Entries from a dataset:
--*--

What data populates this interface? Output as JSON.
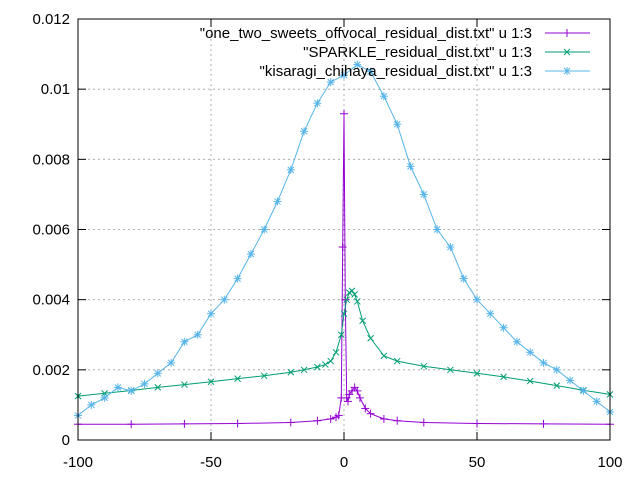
{
  "chart_data": {
    "type": "line",
    "title": "",
    "xlabel": "",
    "ylabel": "",
    "xlim": [
      -100,
      100
    ],
    "ylim": [
      0,
      0.012
    ],
    "grid": true,
    "legend_position": "top-right",
    "x_ticks": [
      "-100",
      "-50",
      "0",
      "50",
      "100"
    ],
    "y_ticks": [
      "0",
      "0.002",
      "0.004",
      "0.006",
      "0.008",
      "0.01",
      "0.012"
    ],
    "series": [
      {
        "name": "\"one_two_sweets_offvocal_residual_dist.txt\" u 1:3",
        "color": "#9400d3",
        "marker": "plus",
        "x": [
          -100,
          -80,
          -60,
          -40,
          -20,
          -10,
          -5,
          -3,
          -2,
          -1,
          -0.5,
          0,
          0.5,
          1,
          1.5,
          2,
          3,
          4,
          5,
          6,
          8,
          10,
          15,
          20,
          30,
          50,
          75,
          100
        ],
        "y": [
          0.00045,
          0.00045,
          0.00046,
          0.00047,
          0.0005,
          0.00055,
          0.0006,
          0.00065,
          0.0007,
          0.0012,
          0.0055,
          0.0093,
          0.004,
          0.0012,
          0.0011,
          0.0013,
          0.0014,
          0.0015,
          0.0014,
          0.0012,
          0.0009,
          0.00075,
          0.0006,
          0.00055,
          0.0005,
          0.00047,
          0.00046,
          0.00045
        ]
      },
      {
        "name": "\"SPARKLE_residual_dist.txt\" u 1:3",
        "color": "#009e73",
        "marker": "x",
        "x": [
          -100,
          -90,
          -80,
          -70,
          -60,
          -50,
          -40,
          -30,
          -20,
          -15,
          -10,
          -7,
          -5,
          -3,
          -1,
          0,
          1,
          2,
          3,
          4,
          5,
          7,
          10,
          15,
          20,
          30,
          40,
          50,
          60,
          70,
          80,
          90,
          100
        ],
        "y": [
          0.00125,
          0.00133,
          0.00141,
          0.0015,
          0.00158,
          0.00166,
          0.00175,
          0.00183,
          0.00193,
          0.002,
          0.00208,
          0.00215,
          0.00225,
          0.0025,
          0.003,
          0.0036,
          0.004,
          0.0042,
          0.00425,
          0.00415,
          0.00395,
          0.0034,
          0.0029,
          0.0024,
          0.00225,
          0.0021,
          0.002,
          0.0019,
          0.0018,
          0.00168,
          0.00155,
          0.00142,
          0.0013
        ]
      },
      {
        "name": "\"kisaragi_chihaya_residual_dist.txt\" u 1:3",
        "color": "#56b4e9",
        "marker": "star",
        "x": [
          -100,
          -95,
          -90,
          -85,
          -80,
          -75,
          -70,
          -65,
          -60,
          -55,
          -50,
          -45,
          -40,
          -35,
          -30,
          -25,
          -20,
          -15,
          -10,
          -5,
          0,
          5,
          10,
          15,
          20,
          25,
          30,
          35,
          40,
          45,
          50,
          55,
          60,
          65,
          70,
          75,
          80,
          85,
          90,
          95,
          100
        ],
        "y": [
          0.0007,
          0.001,
          0.0012,
          0.0015,
          0.0014,
          0.0016,
          0.0019,
          0.0022,
          0.0028,
          0.003,
          0.0036,
          0.004,
          0.0046,
          0.0053,
          0.006,
          0.0068,
          0.0077,
          0.0088,
          0.0096,
          0.0102,
          0.0104,
          0.0107,
          0.0105,
          0.0098,
          0.009,
          0.0078,
          0.007,
          0.006,
          0.0055,
          0.0046,
          0.004,
          0.0036,
          0.0032,
          0.0028,
          0.0025,
          0.0022,
          0.002,
          0.0017,
          0.0014,
          0.0011,
          0.0008
        ]
      }
    ]
  }
}
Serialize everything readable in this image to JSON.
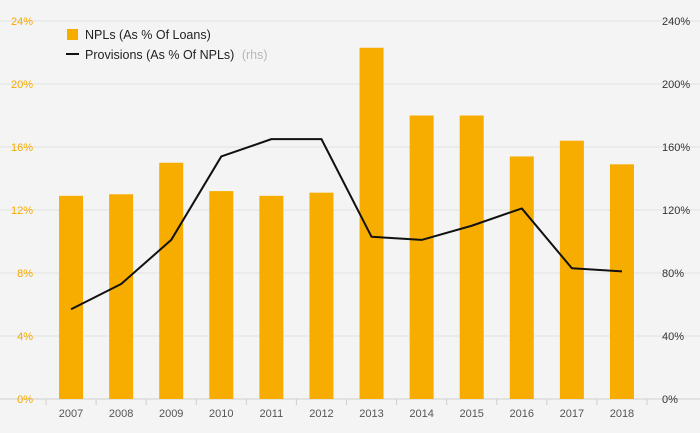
{
  "chart_data": {
    "type": "bar",
    "categories": [
      "2007",
      "2008",
      "2009",
      "2010",
      "2011",
      "2012",
      "2013",
      "2014",
      "2015",
      "2016",
      "2017",
      "2018"
    ],
    "series": [
      {
        "name": "NPLs (As % Of Loans)",
        "type": "bar",
        "axis": "left",
        "color": "#f7ad00",
        "values": [
          12.9,
          13.0,
          15.0,
          13.2,
          12.9,
          13.1,
          22.3,
          18.0,
          18.0,
          15.4,
          16.4,
          14.9
        ]
      },
      {
        "name": "Provisions (As % Of NPLs)",
        "name_note": "(rhs)",
        "type": "line",
        "axis": "right",
        "color": "#111111",
        "values": [
          57,
          73,
          101,
          154,
          165,
          165,
          103,
          101,
          110,
          121,
          83,
          81
        ]
      }
    ],
    "y_left": {
      "ticks": [
        "0%",
        "4%",
        "8%",
        "12%",
        "16%",
        "20%",
        "24%"
      ],
      "ylim": [
        0,
        24
      ]
    },
    "y_right": {
      "ticks": [
        "0%",
        "40%",
        "80%",
        "120%",
        "160%",
        "200%",
        "240%"
      ],
      "ylim": [
        0,
        240
      ]
    },
    "legend": {
      "position": "top-left"
    },
    "grid": true,
    "colors": {
      "background": "#f4f4f4",
      "grid": "#e2e2e2",
      "left_axis_text": "#f5a800"
    }
  }
}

--*--

Task details
Without including any pictures, print all of the material exactly as given.

Expected output
What data populates this interface? Output as JSON.
{
  "chart_data": {
    "type": "line",
    "title": "",
    "xlabel": "",
    "ylabel": "",
    "xlim": [
      -100,
      100
    ],
    "ylim": [
      0,
      0.012
    ],
    "grid": true,
    "legend_position": "top-right",
    "x_ticks": [
      "-100",
      "-50",
      "0",
      "50",
      "100"
    ],
    "y_ticks": [
      "0",
      "0.002",
      "0.004",
      "0.006",
      "0.008",
      "0.01",
      "0.012"
    ],
    "series": [
      {
        "name": "\"one_two_sweets_offvocal_residual_dist.txt\" u 1:3",
        "color": "#9400d3",
        "marker": "plus",
        "x": [
          -100,
          -80,
          -60,
          -40,
          -20,
          -10,
          -5,
          -3,
          -2,
          -1,
          -0.5,
          0,
          0.5,
          1,
          1.5,
          2,
          3,
          4,
          5,
          6,
          8,
          10,
          15,
          20,
          30,
          50,
          75,
          100
        ],
        "y": [
          0.00045,
          0.00045,
          0.00046,
          0.00047,
          0.0005,
          0.00055,
          0.0006,
          0.00065,
          0.0007,
          0.0012,
          0.0055,
          0.0093,
          0.004,
          0.0012,
          0.0011,
          0.0013,
          0.0014,
          0.0015,
          0.0014,
          0.0012,
          0.0009,
          0.00075,
          0.0006,
          0.00055,
          0.0005,
          0.00047,
          0.00046,
          0.00045
        ]
      },
      {
        "name": "\"SPARKLE_residual_dist.txt\" u 1:3",
        "color": "#009e73",
        "marker": "x",
        "x": [
          -100,
          -90,
          -80,
          -70,
          -60,
          -50,
          -40,
          -30,
          -20,
          -15,
          -10,
          -7,
          -5,
          -3,
          -1,
          0,
          1,
          2,
          3,
          4,
          5,
          7,
          10,
          15,
          20,
          30,
          40,
          50,
          60,
          70,
          80,
          90,
          100
        ],
        "y": [
          0.00125,
          0.00133,
          0.00141,
          0.0015,
          0.00158,
          0.00166,
          0.00175,
          0.00183,
          0.00193,
          0.002,
          0.00208,
          0.00215,
          0.00225,
          0.0025,
          0.003,
          0.0036,
          0.004,
          0.0042,
          0.00425,
          0.00415,
          0.00395,
          0.0034,
          0.0029,
          0.0024,
          0.00225,
          0.0021,
          0.002,
          0.0019,
          0.0018,
          0.00168,
          0.00155,
          0.00142,
          0.0013
        ]
      },
      {
        "name": "\"kisaragi_chihaya_residual_dist.txt\" u 1:3",
        "color": "#56b4e9",
        "marker": "star",
        "x": [
          -100,
          -95,
          -90,
          -85,
          -80,
          -75,
          -70,
          -65,
          -60,
          -55,
          -50,
          -45,
          -40,
          -35,
          -30,
          -25,
          -20,
          -15,
          -10,
          -5,
          0,
          5,
          10,
          15,
          20,
          25,
          30,
          35,
          40,
          45,
          50,
          55,
          60,
          65,
          70,
          75,
          80,
          85,
          90,
          95,
          100
        ],
        "y": [
          0.0007,
          0.001,
          0.0012,
          0.0015,
          0.0014,
          0.0016,
          0.0019,
          0.0022,
          0.0028,
          0.003,
          0.0036,
          0.004,
          0.0046,
          0.0053,
          0.006,
          0.0068,
          0.0077,
          0.0088,
          0.0096,
          0.0102,
          0.0104,
          0.0107,
          0.0105,
          0.0098,
          0.009,
          0.0078,
          0.007,
          0.006,
          0.0055,
          0.0046,
          0.004,
          0.0036,
          0.0032,
          0.0028,
          0.0025,
          0.0022,
          0.002,
          0.0017,
          0.0014,
          0.0011,
          0.0008
        ]
      }
    ]
  }
}
Serialize everything readable in this image to JSON.
{
  "chart_data": {
    "type": "bar",
    "categories": [
      "2007",
      "2008",
      "2009",
      "2010",
      "2011",
      "2012",
      "2013",
      "2014",
      "2015",
      "2016",
      "2017",
      "2018"
    ],
    "series": [
      {
        "name": "NPLs (As % Of Loans)",
        "type": "bar",
        "axis": "left",
        "color": "#f7ad00",
        "values": [
          12.9,
          13.0,
          15.0,
          13.2,
          12.9,
          13.1,
          22.3,
          18.0,
          18.0,
          15.4,
          16.4,
          14.9
        ]
      },
      {
        "name": "Provisions (As % Of NPLs)",
        "name_note": "(rhs)",
        "type": "line",
        "axis": "right",
        "color": "#111111",
        "values": [
          57,
          73,
          101,
          154,
          165,
          165,
          103,
          101,
          110,
          121,
          83,
          81
        ]
      }
    ],
    "y_left": {
      "ticks": [
        "0%",
        "4%",
        "8%",
        "12%",
        "16%",
        "20%",
        "24%"
      ],
      "ylim": [
        0,
        24
      ]
    },
    "y_right": {
      "ticks": [
        "0%",
        "40%",
        "80%",
        "120%",
        "160%",
        "200%",
        "240%"
      ],
      "ylim": [
        0,
        240
      ]
    },
    "legend": {
      "position": "top-left"
    },
    "grid": true,
    "colors": {
      "background": "#f4f4f4",
      "grid": "#e2e2e2",
      "left_axis_text": "#f5a800"
    }
  }
}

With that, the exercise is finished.